▸ Extract to read:
++++
Expedition 5 heads to Papua New Guinea

05 April 2017: An ex-Royal Marine about to set out on the next leg of a gruelling world record attempt has spoken about how important Inmarsat satellite communications are to the Expedition 5 mission.

Louis Nethercott and fellow Commandos veteran Anthony Lambert are heading to Papua New Guinea today as part of their bid to trek across the five biggest islands on Earth. They successful traversed Borneo at the end of last year.

Now as then, they will rely on Inmarsat to keep them connected to the outside world as they take on the challenge of trekking through the dense jungles of the largely unexplored country.

Smartphone connectivity

In a video blog, Louis says the pair are “incredibly lucky” to have Inmarsat sponsor them with robust IsatPhone 2 satellite phones and a compact IsatHub terminal to use with their own smartphones and apps.
++++
▸ What you will do:
a) Translate this sentence from the Expedition 5 article into Spanish: "Now as then, they will rely on Inmarsat to keep them connected to the outside world as they take on the challenge of trekking through the dense jungles of the largely unexplored country."
b) Repeat the part of the Expedition 5 article that opens with the words containing "Louis Nethercott and" and closes with "smartphones and apps.", renaming "Louis" as "Nethercott" throughout.
c) In the sentence of the Expedition 5 article that begins "In a video blog," which items are named for the pair to use? List them all.

[Document layout analysis data]
++++
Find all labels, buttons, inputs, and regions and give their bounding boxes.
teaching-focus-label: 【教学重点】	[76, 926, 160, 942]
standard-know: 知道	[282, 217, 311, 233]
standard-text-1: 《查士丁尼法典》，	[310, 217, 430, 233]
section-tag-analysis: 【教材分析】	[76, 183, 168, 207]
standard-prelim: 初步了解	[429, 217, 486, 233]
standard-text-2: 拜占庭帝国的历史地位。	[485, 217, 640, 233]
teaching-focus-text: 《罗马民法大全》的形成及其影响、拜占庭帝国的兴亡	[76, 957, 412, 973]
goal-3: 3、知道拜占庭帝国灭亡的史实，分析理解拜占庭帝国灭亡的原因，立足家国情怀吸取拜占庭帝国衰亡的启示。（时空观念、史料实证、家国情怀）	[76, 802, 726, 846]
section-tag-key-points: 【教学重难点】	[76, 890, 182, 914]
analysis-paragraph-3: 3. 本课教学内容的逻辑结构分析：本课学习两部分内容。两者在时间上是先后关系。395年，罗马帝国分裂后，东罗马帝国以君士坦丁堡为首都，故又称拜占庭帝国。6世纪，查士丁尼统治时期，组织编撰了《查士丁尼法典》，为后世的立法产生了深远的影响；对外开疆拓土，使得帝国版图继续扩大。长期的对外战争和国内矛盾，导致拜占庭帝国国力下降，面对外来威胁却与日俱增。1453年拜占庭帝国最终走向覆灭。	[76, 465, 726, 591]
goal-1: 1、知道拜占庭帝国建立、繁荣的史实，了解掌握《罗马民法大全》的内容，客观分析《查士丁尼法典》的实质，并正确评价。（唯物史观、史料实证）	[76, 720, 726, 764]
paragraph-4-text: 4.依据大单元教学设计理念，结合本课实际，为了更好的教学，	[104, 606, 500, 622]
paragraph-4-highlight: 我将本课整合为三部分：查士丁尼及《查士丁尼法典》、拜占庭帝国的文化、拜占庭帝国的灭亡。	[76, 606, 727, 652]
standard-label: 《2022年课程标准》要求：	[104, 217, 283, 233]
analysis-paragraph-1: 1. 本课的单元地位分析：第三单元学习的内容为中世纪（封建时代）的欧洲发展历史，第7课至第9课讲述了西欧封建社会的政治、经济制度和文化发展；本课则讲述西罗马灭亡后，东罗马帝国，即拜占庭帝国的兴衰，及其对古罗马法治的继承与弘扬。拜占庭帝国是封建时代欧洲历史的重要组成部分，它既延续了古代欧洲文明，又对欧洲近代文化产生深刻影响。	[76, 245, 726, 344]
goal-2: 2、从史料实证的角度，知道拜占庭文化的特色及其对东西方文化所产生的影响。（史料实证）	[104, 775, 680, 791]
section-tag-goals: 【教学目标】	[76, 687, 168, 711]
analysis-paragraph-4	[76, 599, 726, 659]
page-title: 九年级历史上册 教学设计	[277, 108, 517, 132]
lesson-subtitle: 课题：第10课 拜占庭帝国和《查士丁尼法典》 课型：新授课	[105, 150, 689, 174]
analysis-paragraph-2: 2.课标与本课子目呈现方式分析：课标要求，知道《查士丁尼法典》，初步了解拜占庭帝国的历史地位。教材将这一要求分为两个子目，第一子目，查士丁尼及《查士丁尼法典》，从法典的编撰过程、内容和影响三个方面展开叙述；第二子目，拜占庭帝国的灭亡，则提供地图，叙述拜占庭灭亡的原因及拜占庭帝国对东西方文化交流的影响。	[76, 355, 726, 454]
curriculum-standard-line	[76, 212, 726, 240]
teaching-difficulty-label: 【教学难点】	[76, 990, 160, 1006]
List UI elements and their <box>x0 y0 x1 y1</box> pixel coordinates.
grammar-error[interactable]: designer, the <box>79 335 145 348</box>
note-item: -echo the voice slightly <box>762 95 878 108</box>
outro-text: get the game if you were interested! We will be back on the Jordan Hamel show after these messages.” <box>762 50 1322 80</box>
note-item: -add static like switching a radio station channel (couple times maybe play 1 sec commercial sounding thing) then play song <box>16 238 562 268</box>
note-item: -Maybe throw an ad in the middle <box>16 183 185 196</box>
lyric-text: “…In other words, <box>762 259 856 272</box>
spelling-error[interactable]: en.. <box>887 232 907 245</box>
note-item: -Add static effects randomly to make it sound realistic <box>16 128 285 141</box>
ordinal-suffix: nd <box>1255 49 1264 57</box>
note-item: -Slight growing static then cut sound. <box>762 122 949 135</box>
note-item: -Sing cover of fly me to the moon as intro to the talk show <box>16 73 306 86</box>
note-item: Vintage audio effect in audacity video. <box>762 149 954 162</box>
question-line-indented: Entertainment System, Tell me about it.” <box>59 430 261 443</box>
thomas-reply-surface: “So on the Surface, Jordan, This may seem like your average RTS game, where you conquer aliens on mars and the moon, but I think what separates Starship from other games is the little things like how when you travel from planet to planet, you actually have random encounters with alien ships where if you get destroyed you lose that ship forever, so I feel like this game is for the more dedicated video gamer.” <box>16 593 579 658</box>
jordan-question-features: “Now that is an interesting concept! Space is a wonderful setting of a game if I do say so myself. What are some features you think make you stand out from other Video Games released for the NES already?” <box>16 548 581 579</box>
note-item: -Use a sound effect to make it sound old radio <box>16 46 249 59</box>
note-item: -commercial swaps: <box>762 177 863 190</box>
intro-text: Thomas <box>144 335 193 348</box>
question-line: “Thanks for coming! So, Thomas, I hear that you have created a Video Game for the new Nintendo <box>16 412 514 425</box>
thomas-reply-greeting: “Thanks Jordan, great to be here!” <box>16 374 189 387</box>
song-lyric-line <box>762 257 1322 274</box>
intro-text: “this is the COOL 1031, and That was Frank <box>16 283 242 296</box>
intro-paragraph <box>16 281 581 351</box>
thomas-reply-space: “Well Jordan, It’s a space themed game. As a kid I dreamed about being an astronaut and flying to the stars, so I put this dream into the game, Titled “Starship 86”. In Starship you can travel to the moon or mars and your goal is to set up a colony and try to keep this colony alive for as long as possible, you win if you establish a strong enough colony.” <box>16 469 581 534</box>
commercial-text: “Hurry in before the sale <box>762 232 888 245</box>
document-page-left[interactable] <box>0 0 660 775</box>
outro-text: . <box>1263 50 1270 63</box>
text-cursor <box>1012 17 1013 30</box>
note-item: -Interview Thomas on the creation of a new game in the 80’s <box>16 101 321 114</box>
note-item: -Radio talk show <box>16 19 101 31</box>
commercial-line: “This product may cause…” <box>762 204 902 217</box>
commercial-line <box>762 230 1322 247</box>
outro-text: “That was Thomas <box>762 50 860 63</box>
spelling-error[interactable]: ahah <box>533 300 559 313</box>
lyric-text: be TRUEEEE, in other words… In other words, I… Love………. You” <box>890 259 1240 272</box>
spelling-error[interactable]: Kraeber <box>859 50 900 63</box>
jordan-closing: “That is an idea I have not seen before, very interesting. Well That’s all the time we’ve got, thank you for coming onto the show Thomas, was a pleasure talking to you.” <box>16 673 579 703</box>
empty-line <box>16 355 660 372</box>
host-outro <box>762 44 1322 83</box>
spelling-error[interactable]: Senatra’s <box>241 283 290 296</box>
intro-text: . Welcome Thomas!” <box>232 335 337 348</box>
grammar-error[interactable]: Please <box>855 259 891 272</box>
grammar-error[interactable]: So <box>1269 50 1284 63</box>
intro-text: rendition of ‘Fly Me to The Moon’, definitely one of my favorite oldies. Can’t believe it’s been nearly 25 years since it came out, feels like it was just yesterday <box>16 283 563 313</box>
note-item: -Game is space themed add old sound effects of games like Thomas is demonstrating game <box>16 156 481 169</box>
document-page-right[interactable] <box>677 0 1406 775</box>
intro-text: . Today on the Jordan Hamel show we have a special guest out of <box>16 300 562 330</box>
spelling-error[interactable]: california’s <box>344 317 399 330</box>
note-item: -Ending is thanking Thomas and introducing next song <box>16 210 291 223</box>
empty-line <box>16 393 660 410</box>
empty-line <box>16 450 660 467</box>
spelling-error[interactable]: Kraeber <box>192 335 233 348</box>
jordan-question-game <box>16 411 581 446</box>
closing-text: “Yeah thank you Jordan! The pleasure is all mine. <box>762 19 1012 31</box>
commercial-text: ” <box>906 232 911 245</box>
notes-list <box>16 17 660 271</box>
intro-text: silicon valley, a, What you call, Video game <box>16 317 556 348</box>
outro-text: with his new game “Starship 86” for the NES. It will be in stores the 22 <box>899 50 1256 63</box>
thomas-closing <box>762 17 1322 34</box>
++++
▸ Numbered responses:
a) Ahora, como entonces, dependerán de Inmarsat para mantenerse conectados con el mundo exterior mientras afrontan el reto de atravesar a pie las densas selvas de este país en gran parte inexplorado.

b)
Nethercott Nethercott and fellow Commandos veteran Anthony Lambert are heading to Papua New Guinea today as part of their bid to trek across the five biggest islands on Earth. They successful traversed Borneo at the end of last year.

Now as then, they will rely on Inmarsat to keep them connected to the outside world as they take on the challenge of trekking through the dense jungles of the largely unexplored country.

Smartphone connectivity

In a video blog, Nethercott says the pair are “incredibly lucky” to have Inmarsat sponsor them with robust IsatPhone 2 satellite phones and a compact IsatHub terminal to use with their own smartphones and apps.

c)
IsatPhone 2 satellite phones
a compact IsatHub terminal
their own smartphones
apps